MATERIAL PROVIDED —
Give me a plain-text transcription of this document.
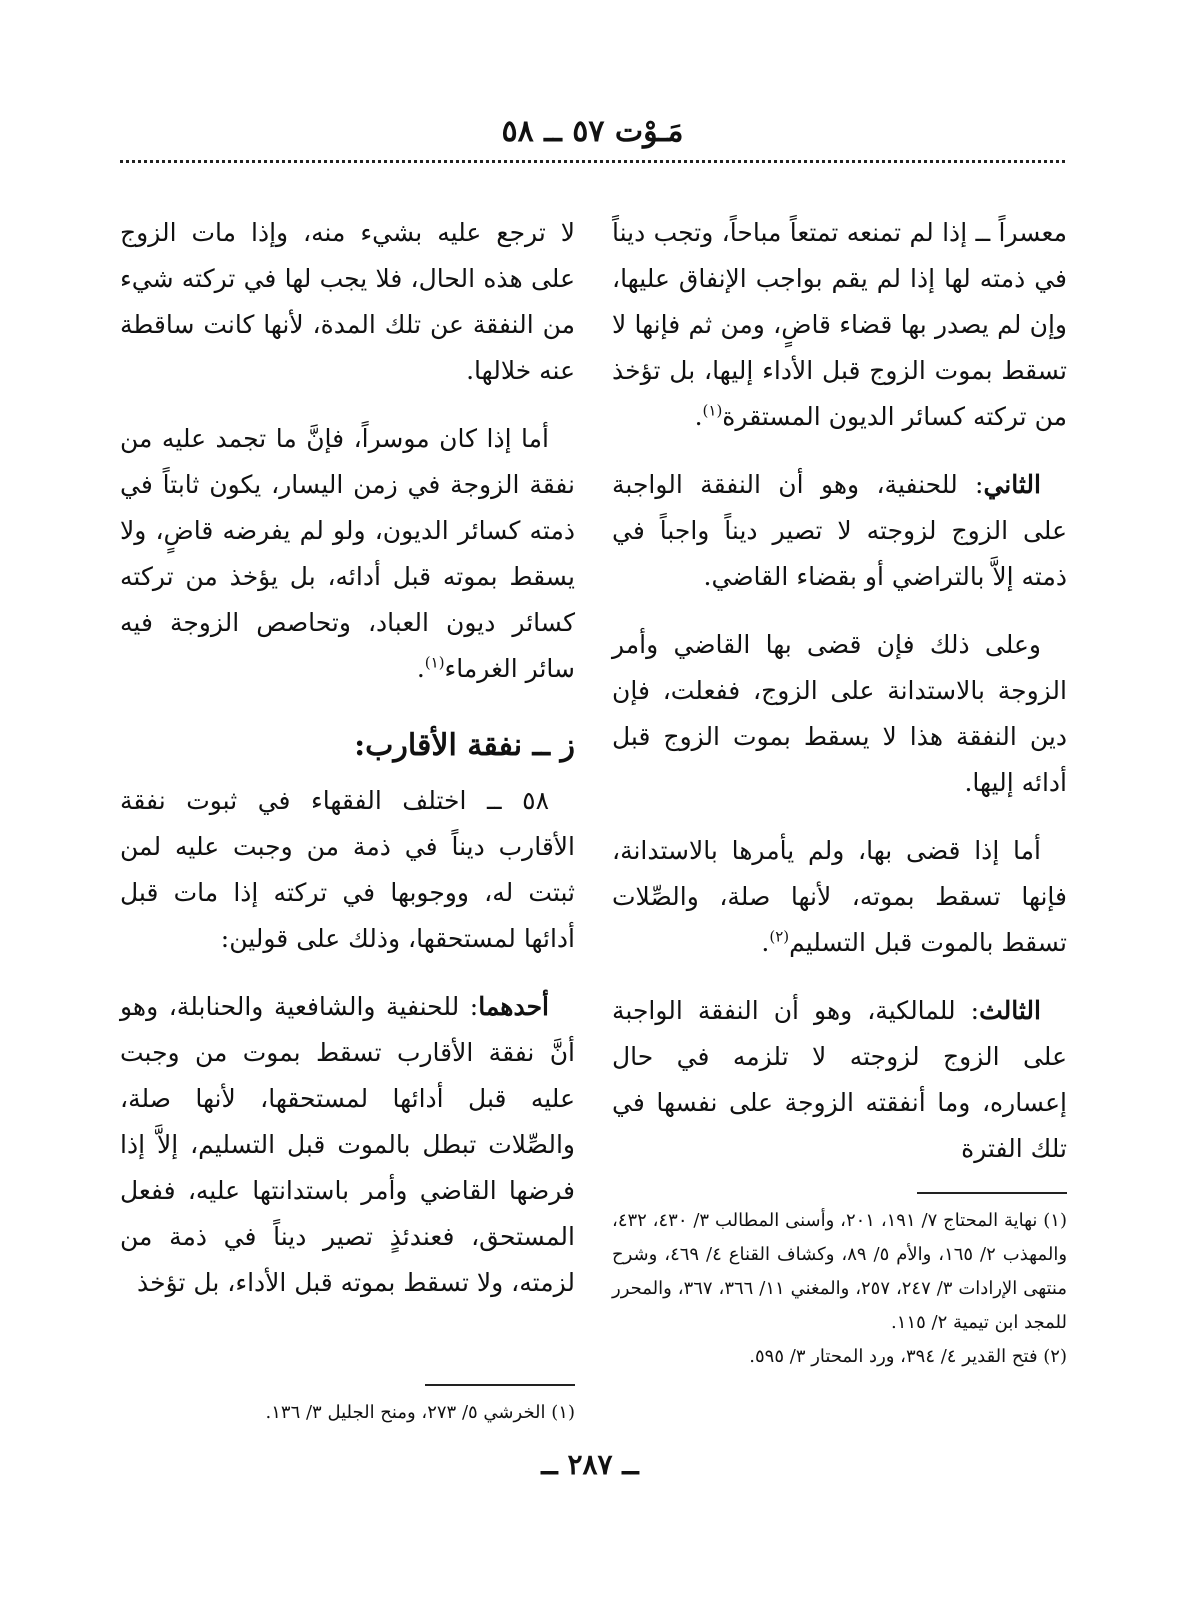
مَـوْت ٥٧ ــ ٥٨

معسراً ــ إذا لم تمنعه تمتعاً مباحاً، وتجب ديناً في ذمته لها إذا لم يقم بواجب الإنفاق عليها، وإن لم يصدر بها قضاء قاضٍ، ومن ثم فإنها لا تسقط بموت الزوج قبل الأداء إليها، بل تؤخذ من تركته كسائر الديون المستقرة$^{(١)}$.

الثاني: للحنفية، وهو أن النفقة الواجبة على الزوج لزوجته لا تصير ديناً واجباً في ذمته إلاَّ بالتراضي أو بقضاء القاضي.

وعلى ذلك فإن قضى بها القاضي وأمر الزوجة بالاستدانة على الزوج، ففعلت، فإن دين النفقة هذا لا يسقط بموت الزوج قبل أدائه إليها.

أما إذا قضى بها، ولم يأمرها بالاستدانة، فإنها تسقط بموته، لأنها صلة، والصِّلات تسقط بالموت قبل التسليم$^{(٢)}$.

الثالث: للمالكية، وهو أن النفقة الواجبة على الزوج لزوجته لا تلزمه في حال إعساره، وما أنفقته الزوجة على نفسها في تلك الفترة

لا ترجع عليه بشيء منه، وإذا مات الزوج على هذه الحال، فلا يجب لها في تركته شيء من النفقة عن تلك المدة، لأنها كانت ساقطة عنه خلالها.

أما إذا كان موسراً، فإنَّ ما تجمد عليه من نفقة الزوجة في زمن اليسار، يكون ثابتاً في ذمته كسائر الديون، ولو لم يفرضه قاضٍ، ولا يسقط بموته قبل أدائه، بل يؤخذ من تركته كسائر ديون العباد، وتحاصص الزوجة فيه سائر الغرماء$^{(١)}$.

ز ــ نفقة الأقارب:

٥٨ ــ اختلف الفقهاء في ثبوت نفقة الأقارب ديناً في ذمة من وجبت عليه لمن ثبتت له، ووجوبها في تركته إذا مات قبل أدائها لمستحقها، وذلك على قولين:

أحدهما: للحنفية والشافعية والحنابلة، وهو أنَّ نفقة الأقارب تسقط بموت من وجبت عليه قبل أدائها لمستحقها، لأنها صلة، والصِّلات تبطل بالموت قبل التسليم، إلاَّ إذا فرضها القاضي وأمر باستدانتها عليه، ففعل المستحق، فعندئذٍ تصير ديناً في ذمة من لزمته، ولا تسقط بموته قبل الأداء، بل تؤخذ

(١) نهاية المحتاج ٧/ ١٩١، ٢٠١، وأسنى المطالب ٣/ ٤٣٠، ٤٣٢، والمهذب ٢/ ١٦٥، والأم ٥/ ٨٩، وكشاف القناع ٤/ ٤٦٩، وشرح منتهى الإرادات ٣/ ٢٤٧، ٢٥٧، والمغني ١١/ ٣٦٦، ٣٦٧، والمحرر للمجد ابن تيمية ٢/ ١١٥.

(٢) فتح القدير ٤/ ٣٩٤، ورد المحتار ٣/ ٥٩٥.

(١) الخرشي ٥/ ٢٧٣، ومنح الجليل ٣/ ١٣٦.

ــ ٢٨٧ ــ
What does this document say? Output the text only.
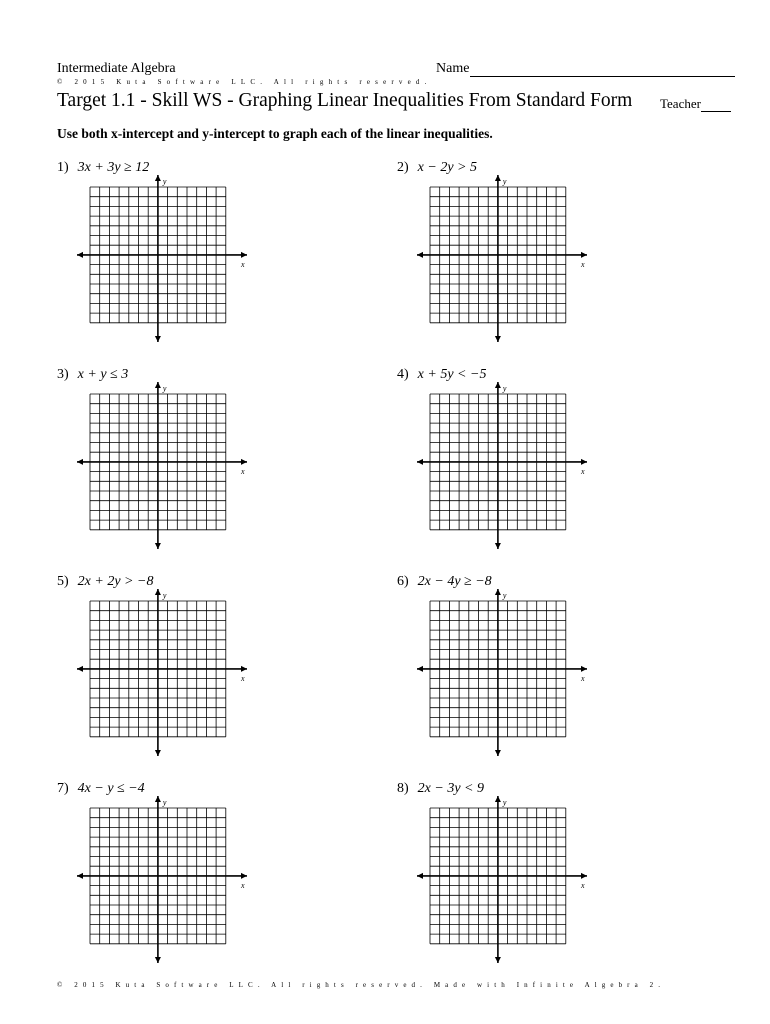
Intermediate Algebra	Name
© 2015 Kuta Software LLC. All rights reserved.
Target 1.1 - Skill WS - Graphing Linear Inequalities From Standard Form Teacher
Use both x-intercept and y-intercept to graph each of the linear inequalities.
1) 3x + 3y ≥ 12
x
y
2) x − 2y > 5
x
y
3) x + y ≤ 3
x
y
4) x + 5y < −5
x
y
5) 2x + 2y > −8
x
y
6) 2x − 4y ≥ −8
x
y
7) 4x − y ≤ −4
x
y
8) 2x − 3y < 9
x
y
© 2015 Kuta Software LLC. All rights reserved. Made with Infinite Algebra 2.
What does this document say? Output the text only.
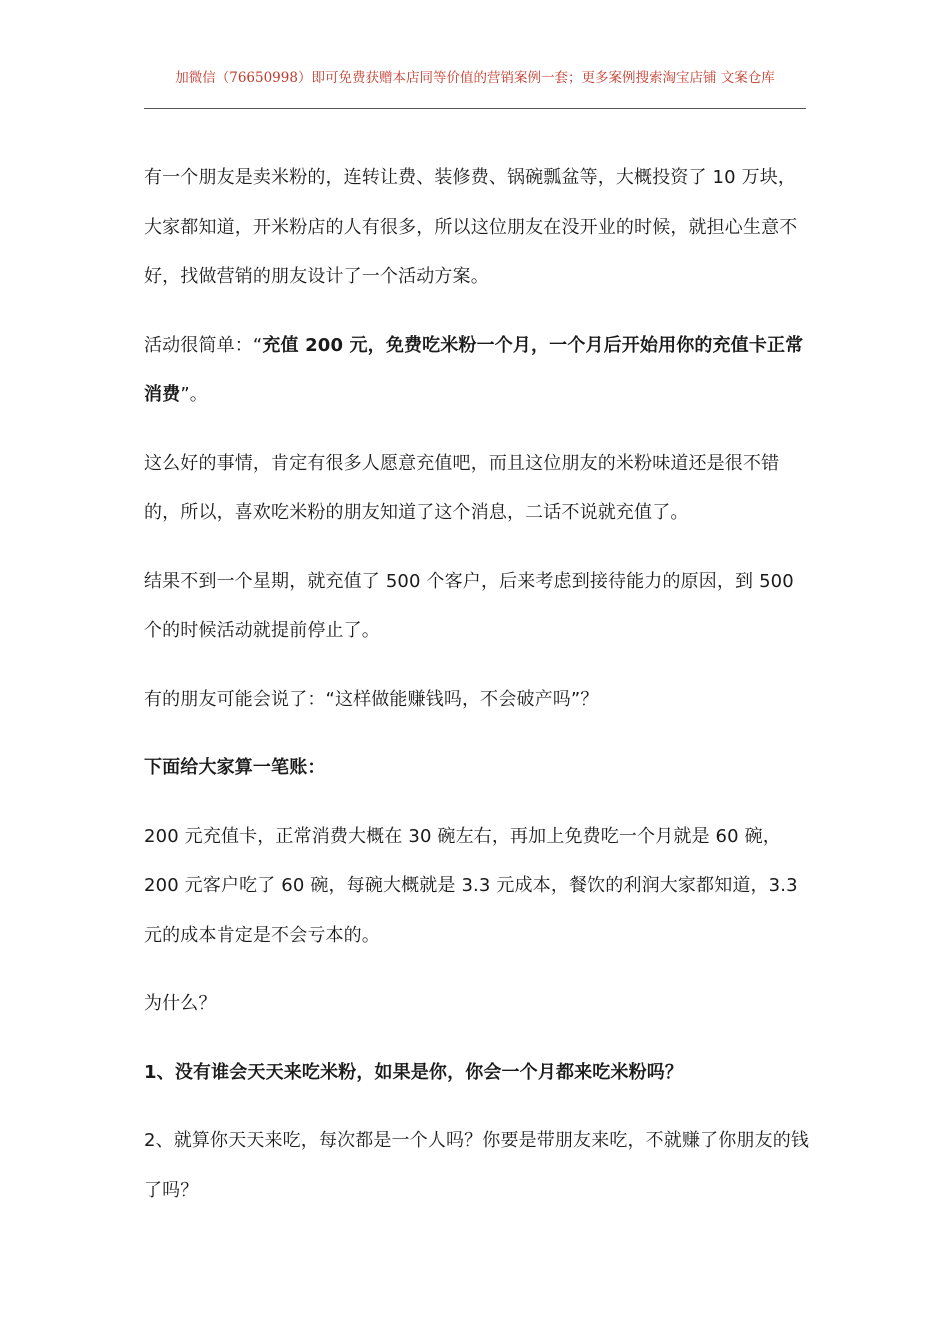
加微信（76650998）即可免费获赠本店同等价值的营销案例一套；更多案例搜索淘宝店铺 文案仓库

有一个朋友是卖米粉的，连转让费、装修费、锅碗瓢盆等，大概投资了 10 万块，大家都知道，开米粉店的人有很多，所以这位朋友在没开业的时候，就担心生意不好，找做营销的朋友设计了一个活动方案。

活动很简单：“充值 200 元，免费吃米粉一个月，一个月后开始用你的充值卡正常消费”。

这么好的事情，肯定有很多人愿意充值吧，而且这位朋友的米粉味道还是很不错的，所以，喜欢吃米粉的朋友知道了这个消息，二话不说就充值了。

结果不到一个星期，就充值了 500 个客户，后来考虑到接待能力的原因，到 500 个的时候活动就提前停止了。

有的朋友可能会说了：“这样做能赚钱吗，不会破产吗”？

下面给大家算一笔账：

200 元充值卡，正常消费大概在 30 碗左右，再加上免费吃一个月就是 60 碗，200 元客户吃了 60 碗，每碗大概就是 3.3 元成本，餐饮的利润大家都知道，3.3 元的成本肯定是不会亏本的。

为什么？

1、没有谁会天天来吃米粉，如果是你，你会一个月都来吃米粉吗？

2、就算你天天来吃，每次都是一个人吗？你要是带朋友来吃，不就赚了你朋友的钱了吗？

AIM — Reproduce each line exactly as it appears, omitting the pictures.

SOLUTION TO THIS EXERCISE —
Give me a plain-text transcription of this document.
مَـوْت ٥٧ ــ ٥٨

معسراً ــ إذا لم تمنعه تمتعاً مباحاً، وتجب ديناً في ذمته لها إذا لم يقم بواجب الإنفاق عليها، وإن لم يصدر بها قضاء قاضٍ، ومن ثم فإنها لا تسقط بموت الزوج قبل الأداء إليها، بل تؤخذ من تركته كسائر الديون المستقرة$^{(١)}$.

الثاني: للحنفية، وهو أن النفقة الواجبة على الزوج لزوجته لا تصير ديناً واجباً في ذمته إلاَّ بالتراضي أو بقضاء القاضي.

وعلى ذلك فإن قضى بها القاضي وأمر الزوجة بالاستدانة على الزوج، ففعلت، فإن دين النفقة هذا لا يسقط بموت الزوج قبل أدائه إليها.

أما إذا قضى بها، ولم يأمرها بالاستدانة، فإنها تسقط بموته، لأنها صلة، والصِّلات تسقط بالموت قبل التسليم$^{(٢)}$.

الثالث: للمالكية، وهو أن النفقة الواجبة على الزوج لزوجته لا تلزمه في حال إعساره، وما أنفقته الزوجة على نفسها في تلك الفترة

لا ترجع عليه بشيء منه، وإذا مات الزوج على هذه الحال، فلا يجب لها في تركته شيء من النفقة عن تلك المدة، لأنها كانت ساقطة عنه خلالها.

أما إذا كان موسراً، فإنَّ ما تجمد عليه من نفقة الزوجة في زمن اليسار، يكون ثابتاً في ذمته كسائر الديون، ولو لم يفرضه قاضٍ، ولا يسقط بموته قبل أدائه، بل يؤخذ من تركته كسائر ديون العباد، وتحاصص الزوجة فيه سائر الغرماء$^{(١)}$.

ز ــ نفقة الأقارب:

٥٨ ــ اختلف الفقهاء في ثبوت نفقة الأقارب ديناً في ذمة من وجبت عليه لمن ثبتت له، ووجوبها في تركته إذا مات قبل أدائها لمستحقها، وذلك على قولين:

أحدهما: للحنفية والشافعية والحنابلة، وهو أنَّ نفقة الأقارب تسقط بموت من وجبت عليه قبل أدائها لمستحقها، لأنها صلة، والصِّلات تبطل بالموت قبل التسليم، إلاَّ إذا فرضها القاضي وأمر باستدانتها عليه، ففعل المستحق، فعندئذٍ تصير ديناً في ذمة من لزمته، ولا تسقط بموته قبل الأداء، بل تؤخذ

(١) نهاية المحتاج ٧/ ١٩١، ٢٠١، وأسنى المطالب ٣/ ٤٣٠، ٤٣٢، والمهذب ٢/ ١٦٥، والأم ٥/ ٨٩، وكشاف القناع ٤/ ٤٦٩، وشرح منتهى الإرادات ٣/ ٢٤٧، ٢٥٧، والمغني ١١/ ٣٦٦، ٣٦٧، والمحرر للمجد ابن تيمية ٢/ ١١٥.

(٢) فتح القدير ٤/ ٣٩٤، ورد المحتار ٣/ ٥٩٥.

(١) الخرشي ٥/ ٢٧٣، ومنح الجليل ٣/ ١٣٦.

ــ ٢٨٧ ــ
What does this document say? Output the text only.
Intermediate Algebra	Name
© 2015 Kuta Software LLC. All rights reserved.
Target 1.1 - Skill WS - Graphing Linear Inequalities From Standard Form Teacher
Use both x-intercept and y-intercept to graph each of the linear inequalities.
1) 3x + 3y ≥ 12
x
y
2) x − 2y > 5
x
y
3) x + y ≤ 3
x
y
4) x + 5y < −5
x
y
5) 2x + 2y > −8
x
y
6) 2x − 4y ≥ −8
x
y
7) 4x − y ≤ −4
x
y
8) 2x − 3y < 9
x
y
© 2015 Kuta Software LLC. All rights reserved. Made with Infinite Algebra 2.
What does this document say? Output the text only.
加微信（76650998）即可免费获赠本店同等价值的营销案例一套；更多案例搜索淘宝店铺 文案仓库

有一个朋友是卖米粉的，连转让费、装修费、锅碗瓢盆等，大概投资了 10 万块，大家都知道，开米粉店的人有很多，所以这位朋友在没开业的时候，就担心生意不好，找做营销的朋友设计了一个活动方案。

活动很简单：“充值 200 元，免费吃米粉一个月，一个月后开始用你的充值卡正常消费”。

这么好的事情，肯定有很多人愿意充值吧，而且这位朋友的米粉味道还是很不错的，所以，喜欢吃米粉的朋友知道了这个消息，二话不说就充值了。

结果不到一个星期，就充值了 500 个客户，后来考虑到接待能力的原因，到 500 个的时候活动就提前停止了。

有的朋友可能会说了：“这样做能赚钱吗，不会破产吗”？

下面给大家算一笔账：

200 元充值卡，正常消费大概在 30 碗左右，再加上免费吃一个月就是 60 碗，200 元客户吃了 60 碗，每碗大概就是 3.3 元成本，餐饮的利润大家都知道，3.3 元的成本肯定是不会亏本的。

为什么？

1、没有谁会天天来吃米粉，如果是你，你会一个月都来吃米粉吗？

2、就算你天天来吃，每次都是一个人吗？你要是带朋友来吃，不就赚了你朋友的钱了吗？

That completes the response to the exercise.